■ Requirement
Repeat every record exactly, but keep images out of the copy.

■ Data for this task

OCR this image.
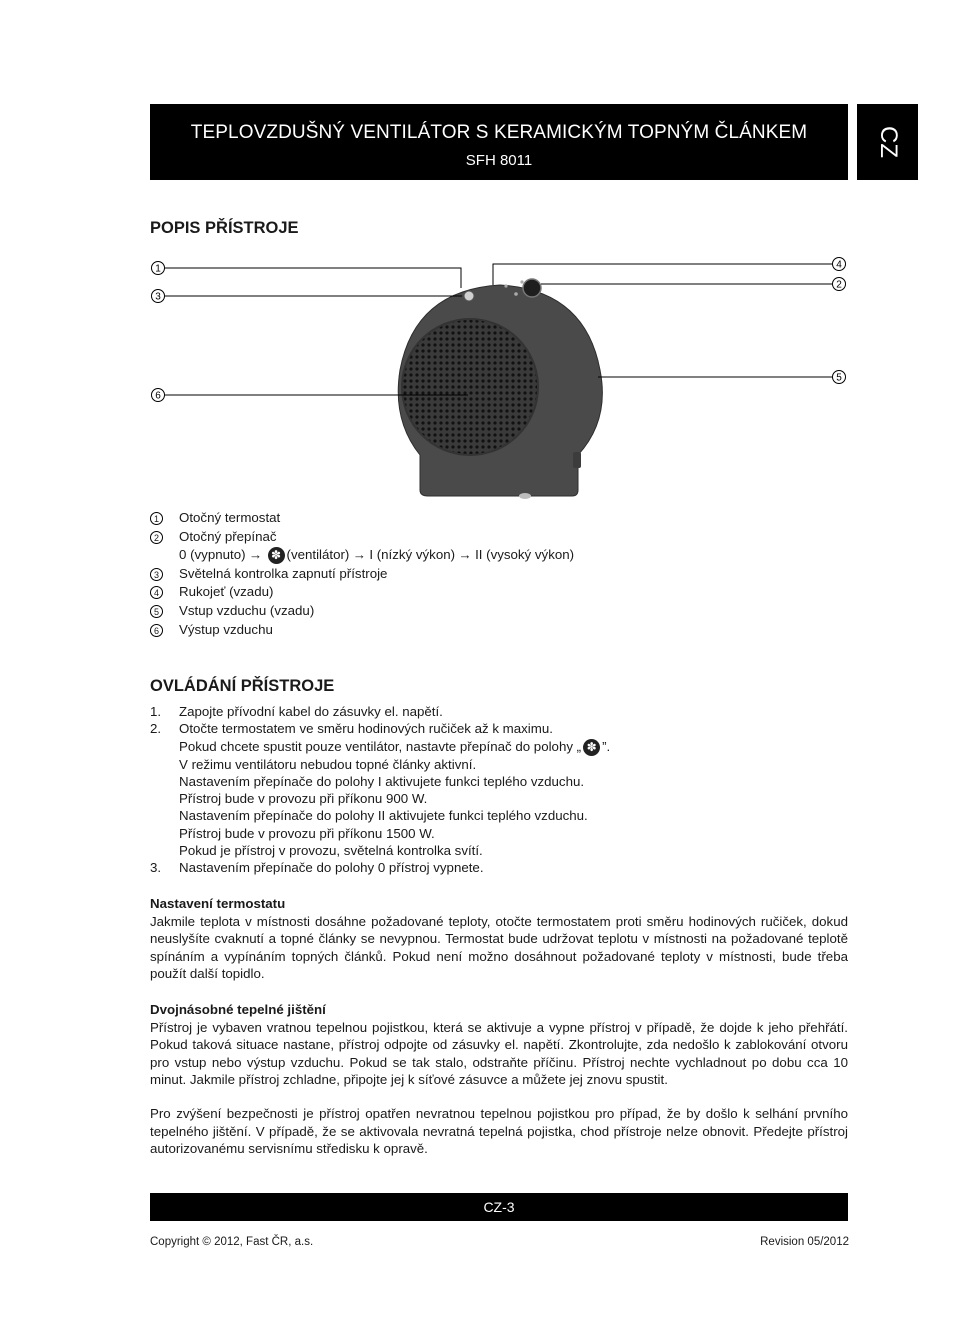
TEPLOVZDUŠNÝ VENTILÁTOR S KERAMICKÝM TOPNÝM ČLÁNKEM
SFH 8011
CZ
POPIS PŘÍSTROJE
1
3
6
4
2
5
1	Otočný termostat
2	Otočný přepínač
0 (vypnuto) → ✽ (ventilátor) → I (nízký výkon) → II (vysoký výkon)
3	Světelná kontrolka zapnutí přístroje
4	Rukojeť (vzadu)
5	Vstup vzduchu (vzadu)
6	Výstup vzduchu
OVLÁDÁNÍ PŘÍSTROJE
1.	Zapojte přívodní kabel do zásuvky el. napětí.
2.	Otočte termostatem ve směru hodinových ručiček až k maximu.
Pokud chcete spustit pouze ventilátor, nastavte přepínač do polohy „ ✽ ”.
V režimu ventilátoru nebudou topné články aktivní.
Nastavením přepínače do polohy I aktivujete funkci teplého vzduchu.
Přístroj bude v provozu při příkonu 900 W.
Nastavením přepínače do polohy II aktivujete funkci teplého vzduchu.
Přístroj bude v provozu při příkonu 1500 W.
Pokud je přístroj v provozu, světelná kontrolka svítí.
3.	Nastavením přepínače do polohy 0 přístroj vypnete.

Nastavení termostatu
Jakmile teplota v místnosti dosáhne požadované teploty, otočte termostatem proti směru hodinových ručiček, dokud neuslyšíte cvaknutí a topné články se nevypnou. Termostat bude udržovat teplotu v místnosti na požadované teplotě spínáním a vypínáním topných článků. Pokud není možno dosáhnout požadované teploty v místnosti, bude třeba použít další topidlo.

Dvojnásobné tepelné jištění
Přístroj je vybaven vratnou tepelnou pojistkou, která se aktivuje a vypne přístroj v případě, že dojde k jeho přehřátí. Pokud taková situace nastane, přístroj odpojte od zásuvky el. napětí. Zkontrolujte, zda nedošlo k zablokování otvoru pro vstup nebo výstup vzduchu. Pokud se tak stalo, odstraňte příčinu. Přístroj nechte vychladnout po dobu cca 10 minut. Jakmile přístroj zchladne, připojte jej k síťové zásuvce a můžete jej znovu spustit.

Pro zvýšení bezpečnosti je přístroj opatřen nevratnou tepelnou pojistkou pro případ, že by došlo k selhání prvního tepelného jištění. V případě, že se aktivovala nevratná tepelná pojistka, chod přístroje nelze obnovit. Předejte přístroj autorizovanému servisnímu středisku k opravě.

CZ-3
Copyright © 2012, Fast ČR, a.s.	Revision 05/2012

■ Expected answer
OCR this image.
TEPLOVZDUŠNÝ VENTILÁTOR S KERAMICKÝM TOPNÝM ČLÁNKEM
SFH 8011
CZ
POPIS PŘÍSTROJE
1
3
6
4
2
5
1	Otočný termostat
2	Otočný přepínač
0 (vypnuto) → ✽ (ventilátor) → I (nízký výkon) → II (vysoký výkon)
3	Světelná kontrolka zapnutí přístroje
4	Rukojeť (vzadu)
5	Vstup vzduchu (vzadu)
6	Výstup vzduchu
OVLÁDÁNÍ PŘÍSTROJE
1.	Zapojte přívodní kabel do zásuvky el. napětí.
2.	Otočte termostatem ve směru hodinových ručiček až k maximu.
Pokud chcete spustit pouze ventilátor, nastavte přepínač do polohy „ ✽ ”.
V režimu ventilátoru nebudou topné články aktivní.
Nastavením přepínače do polohy I aktivujete funkci teplého vzduchu.
Přístroj bude v provozu při příkonu 900 W.
Nastavením přepínače do polohy II aktivujete funkci teplého vzduchu.
Přístroj bude v provozu při příkonu 1500 W.
Pokud je přístroj v provozu, světelná kontrolka svítí.
3.	Nastavením přepínače do polohy 0 přístroj vypnete.

Nastavení termostatu
Jakmile teplota v místnosti dosáhne požadované teploty, otočte termostatem proti směru hodinových ručiček, dokud neuslyšíte cvaknutí a topné články se nevypnou. Termostat bude udržovat teplotu v místnosti na požadované teplotě spínáním a vypínáním topných článků. Pokud není možno dosáhnout požadované teploty v místnosti, bude třeba použít další topidlo.

Dvojnásobné tepelné jištění
Přístroj je vybaven vratnou tepelnou pojistkou, která se aktivuje a vypne přístroj v případě, že dojde k jeho přehřátí. Pokud taková situace nastane, přístroj odpojte od zásuvky el. napětí. Zkontrolujte, zda nedošlo k zablokování otvoru pro vstup nebo výstup vzduchu. Pokud se tak stalo, odstraňte příčinu. Přístroj nechte vychladnout po dobu cca 10 minut. Jakmile přístroj zchladne, připojte jej k síťové zásuvce a můžete jej znovu spustit.

Pro zvýšení bezpečnosti je přístroj opatřen nevratnou tepelnou pojistkou pro případ, že by došlo k selhání prvního tepelného jištění. V případě, že se aktivovala nevratná tepelná pojistka, chod přístroje nelze obnovit. Předejte přístroj autorizovanému servisnímu středisku k opravě.

CZ-3
Copyright © 2012, Fast ČR, a.s.	Revision 05/2012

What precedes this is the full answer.